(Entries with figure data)

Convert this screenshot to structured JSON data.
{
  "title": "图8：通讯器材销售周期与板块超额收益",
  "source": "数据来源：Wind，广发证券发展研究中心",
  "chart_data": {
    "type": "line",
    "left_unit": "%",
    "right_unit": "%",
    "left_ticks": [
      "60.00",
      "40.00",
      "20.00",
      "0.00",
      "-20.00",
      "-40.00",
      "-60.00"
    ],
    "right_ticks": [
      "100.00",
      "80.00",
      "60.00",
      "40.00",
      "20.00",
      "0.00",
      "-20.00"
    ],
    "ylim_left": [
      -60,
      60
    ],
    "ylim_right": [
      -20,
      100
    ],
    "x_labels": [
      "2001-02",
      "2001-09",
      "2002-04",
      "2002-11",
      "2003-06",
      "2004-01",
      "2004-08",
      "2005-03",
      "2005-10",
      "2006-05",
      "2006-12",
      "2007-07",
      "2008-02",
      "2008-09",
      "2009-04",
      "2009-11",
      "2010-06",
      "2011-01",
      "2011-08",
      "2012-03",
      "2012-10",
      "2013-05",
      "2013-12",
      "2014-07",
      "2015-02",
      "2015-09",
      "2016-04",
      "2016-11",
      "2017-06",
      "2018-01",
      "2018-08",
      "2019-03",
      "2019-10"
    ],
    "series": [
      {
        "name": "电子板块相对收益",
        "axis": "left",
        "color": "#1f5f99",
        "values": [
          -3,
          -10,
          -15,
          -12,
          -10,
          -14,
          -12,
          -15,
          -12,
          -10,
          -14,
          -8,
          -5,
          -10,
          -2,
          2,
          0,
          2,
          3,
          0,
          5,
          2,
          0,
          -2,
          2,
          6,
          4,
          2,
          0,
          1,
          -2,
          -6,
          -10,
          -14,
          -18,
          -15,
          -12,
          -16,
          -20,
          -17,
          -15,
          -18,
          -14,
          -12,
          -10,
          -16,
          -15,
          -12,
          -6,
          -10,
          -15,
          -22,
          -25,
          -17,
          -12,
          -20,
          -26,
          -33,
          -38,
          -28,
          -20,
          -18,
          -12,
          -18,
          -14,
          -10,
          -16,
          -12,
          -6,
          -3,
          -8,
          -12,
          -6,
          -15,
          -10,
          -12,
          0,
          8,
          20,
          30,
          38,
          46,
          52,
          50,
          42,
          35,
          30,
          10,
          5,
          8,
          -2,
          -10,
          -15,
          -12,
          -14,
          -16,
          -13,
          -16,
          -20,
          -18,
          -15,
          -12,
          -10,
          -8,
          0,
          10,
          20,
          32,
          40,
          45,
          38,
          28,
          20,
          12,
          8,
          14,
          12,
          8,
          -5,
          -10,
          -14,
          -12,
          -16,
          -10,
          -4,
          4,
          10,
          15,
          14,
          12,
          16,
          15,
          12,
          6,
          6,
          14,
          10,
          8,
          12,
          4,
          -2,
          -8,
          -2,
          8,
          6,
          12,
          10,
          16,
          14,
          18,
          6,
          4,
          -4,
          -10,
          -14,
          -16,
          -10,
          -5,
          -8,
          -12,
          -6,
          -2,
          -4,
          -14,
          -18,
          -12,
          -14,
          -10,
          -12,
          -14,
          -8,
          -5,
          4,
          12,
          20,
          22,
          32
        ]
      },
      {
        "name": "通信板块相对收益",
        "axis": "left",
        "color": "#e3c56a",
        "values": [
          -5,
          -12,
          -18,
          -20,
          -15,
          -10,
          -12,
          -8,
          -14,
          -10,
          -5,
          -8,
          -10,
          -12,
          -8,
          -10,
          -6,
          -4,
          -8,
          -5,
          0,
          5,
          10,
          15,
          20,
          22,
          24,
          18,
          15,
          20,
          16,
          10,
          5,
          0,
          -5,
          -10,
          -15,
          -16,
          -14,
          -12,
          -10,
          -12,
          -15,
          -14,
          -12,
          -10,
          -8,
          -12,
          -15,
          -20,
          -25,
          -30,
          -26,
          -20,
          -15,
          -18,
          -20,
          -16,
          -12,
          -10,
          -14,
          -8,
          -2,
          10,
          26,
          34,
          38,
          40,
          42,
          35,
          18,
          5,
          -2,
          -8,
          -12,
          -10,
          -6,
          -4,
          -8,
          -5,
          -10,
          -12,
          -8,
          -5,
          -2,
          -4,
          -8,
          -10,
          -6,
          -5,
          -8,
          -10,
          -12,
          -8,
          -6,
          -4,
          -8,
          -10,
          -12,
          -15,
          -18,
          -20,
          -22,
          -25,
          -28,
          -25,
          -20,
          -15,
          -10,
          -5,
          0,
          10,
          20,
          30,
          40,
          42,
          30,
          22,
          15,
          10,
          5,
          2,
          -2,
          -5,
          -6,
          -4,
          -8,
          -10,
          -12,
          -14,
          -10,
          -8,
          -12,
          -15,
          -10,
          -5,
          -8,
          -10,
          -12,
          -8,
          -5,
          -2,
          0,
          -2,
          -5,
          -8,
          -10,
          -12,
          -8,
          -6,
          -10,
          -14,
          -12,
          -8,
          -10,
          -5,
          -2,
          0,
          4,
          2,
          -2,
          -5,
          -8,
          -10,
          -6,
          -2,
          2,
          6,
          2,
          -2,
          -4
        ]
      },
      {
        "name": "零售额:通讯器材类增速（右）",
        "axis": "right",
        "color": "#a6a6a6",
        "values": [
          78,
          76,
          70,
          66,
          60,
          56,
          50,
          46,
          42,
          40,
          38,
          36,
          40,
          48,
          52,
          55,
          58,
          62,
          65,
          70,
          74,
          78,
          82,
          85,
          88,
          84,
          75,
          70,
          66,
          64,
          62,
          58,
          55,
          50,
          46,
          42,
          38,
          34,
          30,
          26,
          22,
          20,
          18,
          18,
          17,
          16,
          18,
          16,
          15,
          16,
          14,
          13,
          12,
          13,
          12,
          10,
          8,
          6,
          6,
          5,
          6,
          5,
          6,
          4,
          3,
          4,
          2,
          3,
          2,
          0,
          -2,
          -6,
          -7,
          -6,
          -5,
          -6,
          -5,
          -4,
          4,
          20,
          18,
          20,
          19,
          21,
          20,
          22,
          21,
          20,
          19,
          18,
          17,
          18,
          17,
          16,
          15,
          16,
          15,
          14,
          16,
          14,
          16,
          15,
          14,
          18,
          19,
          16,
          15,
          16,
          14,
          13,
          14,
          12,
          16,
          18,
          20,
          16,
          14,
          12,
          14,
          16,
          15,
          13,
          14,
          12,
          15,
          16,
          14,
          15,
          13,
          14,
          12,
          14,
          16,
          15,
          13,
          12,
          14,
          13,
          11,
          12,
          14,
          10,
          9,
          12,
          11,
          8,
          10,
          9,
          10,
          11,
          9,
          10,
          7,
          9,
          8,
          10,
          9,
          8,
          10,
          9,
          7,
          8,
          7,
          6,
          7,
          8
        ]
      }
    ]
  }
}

• _INSTRUCTION_
Every record should be given again exactly.

• _EXERCISE ANSWER_
Convert this screenshot to structured JSON data.
{
  "title": "图8：通讯器材销售周期与板块超额收益",
  "source": "数据来源：Wind，广发证券发展研究中心",
  "chart_data": {
    "type": "line",
    "left_unit": "%",
    "right_unit": "%",
    "left_ticks": [
      "60.00",
      "40.00",
      "20.00",
      "0.00",
      "-20.00",
      "-40.00",
      "-60.00"
    ],
    "right_ticks": [
      "100.00",
      "80.00",
      "60.00",
      "40.00",
      "20.00",
      "0.00",
      "-20.00"
    ],
    "ylim_left": [
      -60,
      60
    ],
    "ylim_right": [
      -20,
      100
    ],
    "x_labels": [
      "2001-02",
      "2001-09",
      "2002-04",
      "2002-11",
      "2003-06",
      "2004-01",
      "2004-08",
      "2005-03",
      "2005-10",
      "2006-05",
      "2006-12",
      "2007-07",
      "2008-02",
      "2008-09",
      "2009-04",
      "2009-11",
      "2010-06",
      "2011-01",
      "2011-08",
      "2012-03",
      "2012-10",
      "2013-05",
      "2013-12",
      "2014-07",
      "2015-02",
      "2015-09",
      "2016-04",
      "2016-11",
      "2017-06",
      "2018-01",
      "2018-08",
      "2019-03",
      "2019-10"
    ],
    "series": [
      {
        "name": "电子板块相对收益",
        "axis": "left",
        "color": "#1f5f99",
        "values": [
          -3,
          -10,
          -15,
          -12,
          -10,
          -14,
          -12,
          -15,
          -12,
          -10,
          -14,
          -8,
          -5,
          -10,
          -2,
          2,
          0,
          2,
          3,
          0,
          5,
          2,
          0,
          -2,
          2,
          6,
          4,
          2,
          0,
          1,
          -2,
          -6,
          -10,
          -14,
          -18,
          -15,
          -12,
          -16,
          -20,
          -17,
          -15,
          -18,
          -14,
          -12,
          -10,
          -16,
          -15,
          -12,
          -6,
          -10,
          -15,
          -22,
          -25,
          -17,
          -12,
          -20,
          -26,
          -33,
          -38,
          -28,
          -20,
          -18,
          -12,
          -18,
          -14,
          -10,
          -16,
          -12,
          -6,
          -3,
          -8,
          -12,
          -6,
          -15,
          -10,
          -12,
          0,
          8,
          20,
          30,
          38,
          46,
          52,
          50,
          42,
          35,
          30,
          10,
          5,
          8,
          -2,
          -10,
          -15,
          -12,
          -14,
          -16,
          -13,
          -16,
          -20,
          -18,
          -15,
          -12,
          -10,
          -8,
          0,
          10,
          20,
          32,
          40,
          45,
          38,
          28,
          20,
          12,
          8,
          14,
          12,
          8,
          -5,
          -10,
          -14,
          -12,
          -16,
          -10,
          -4,
          4,
          10,
          15,
          14,
          12,
          16,
          15,
          12,
          6,
          6,
          14,
          10,
          8,
          12,
          4,
          -2,
          -8,
          -2,
          8,
          6,
          12,
          10,
          16,
          14,
          18,
          6,
          4,
          -4,
          -10,
          -14,
          -16,
          -10,
          -5,
          -8,
          -12,
          -6,
          -2,
          -4,
          -14,
          -18,
          -12,
          -14,
          -10,
          -12,
          -14,
          -8,
          -5,
          4,
          12,
          20,
          22,
          32
        ]
      },
      {
        "name": "通信板块相对收益",
        "axis": "left",
        "color": "#e3c56a",
        "values": [
          -5,
          -12,
          -18,
          -20,
          -15,
          -10,
          -12,
          -8,
          -14,
          -10,
          -5,
          -8,
          -10,
          -12,
          -8,
          -10,
          -6,
          -4,
          -8,
          -5,
          0,
          5,
          10,
          15,
          20,
          22,
          24,
          18,
          15,
          20,
          16,
          10,
          5,
          0,
          -5,
          -10,
          -15,
          -16,
          -14,
          -12,
          -10,
          -12,
          -15,
          -14,
          -12,
          -10,
          -8,
          -12,
          -15,
          -20,
          -25,
          -30,
          -26,
          -20,
          -15,
          -18,
          -20,
          -16,
          -12,
          -10,
          -14,
          -8,
          -2,
          10,
          26,
          34,
          38,
          40,
          42,
          35,
          18,
          5,
          -2,
          -8,
          -12,
          -10,
          -6,
          -4,
          -8,
          -5,
          -10,
          -12,
          -8,
          -5,
          -2,
          -4,
          -8,
          -10,
          -6,
          -5,
          -8,
          -10,
          -12,
          -8,
          -6,
          -4,
          -8,
          -10,
          -12,
          -15,
          -18,
          -20,
          -22,
          -25,
          -28,
          -25,
          -20,
          -15,
          -10,
          -5,
          0,
          10,
          20,
          30,
          40,
          42,
          30,
          22,
          15,
          10,
          5,
          2,
          -2,
          -5,
          -6,
          -4,
          -8,
          -10,
          -12,
          -14,
          -10,
          -8,
          -12,
          -15,
          -10,
          -5,
          -8,
          -10,
          -12,
          -8,
          -5,
          -2,
          0,
          -2,
          -5,
          -8,
          -10,
          -12,
          -8,
          -6,
          -10,
          -14,
          -12,
          -8,
          -10,
          -5,
          -2,
          0,
          4,
          2,
          -2,
          -5,
          -8,
          -10,
          -6,
          -2,
          2,
          6,
          2,
          -2,
          -4
        ]
      },
      {
        "name": "零售额:通讯器材类增速（右）",
        "axis": "right",
        "color": "#a6a6a6",
        "values": [
          78,
          76,
          70,
          66,
          60,
          56,
          50,
          46,
          42,
          40,
          38,
          36,
          40,
          48,
          52,
          55,
          58,
          62,
          65,
          70,
          74,
          78,
          82,
          85,
          88,
          84,
          75,
          70,
          66,
          64,
          62,
          58,
          55,
          50,
          46,
          42,
          38,
          34,
          30,
          26,
          22,
          20,
          18,
          18,
          17,
          16,
          18,
          16,
          15,
          16,
          14,
          13,
          12,
          13,
          12,
          10,
          8,
          6,
          6,
          5,
          6,
          5,
          6,
          4,
          3,
          4,
          2,
          3,
          2,
          0,
          -2,
          -6,
          -7,
          -6,
          -5,
          -6,
          -5,
          -4,
          4,
          20,
          18,
          20,
          19,
          21,
          20,
          22,
          21,
          20,
          19,
          18,
          17,
          18,
          17,
          16,
          15,
          16,
          15,
          14,
          16,
          14,
          16,
          15,
          14,
          18,
          19,
          16,
          15,
          16,
          14,
          13,
          14,
          12,
          16,
          18,
          20,
          16,
          14,
          12,
          14,
          16,
          15,
          13,
          14,
          12,
          15,
          16,
          14,
          15,
          13,
          14,
          12,
          14,
          16,
          15,
          13,
          12,
          14,
          13,
          11,
          12,
          14,
          10,
          9,
          12,
          11,
          8,
          10,
          9,
          10,
          11,
          9,
          10,
          7,
          9,
          8,
          10,
          9,
          8,
          10,
          9,
          7,
          8,
          7,
          6,
          7,
          8
        ]
      }
    ]
  }
}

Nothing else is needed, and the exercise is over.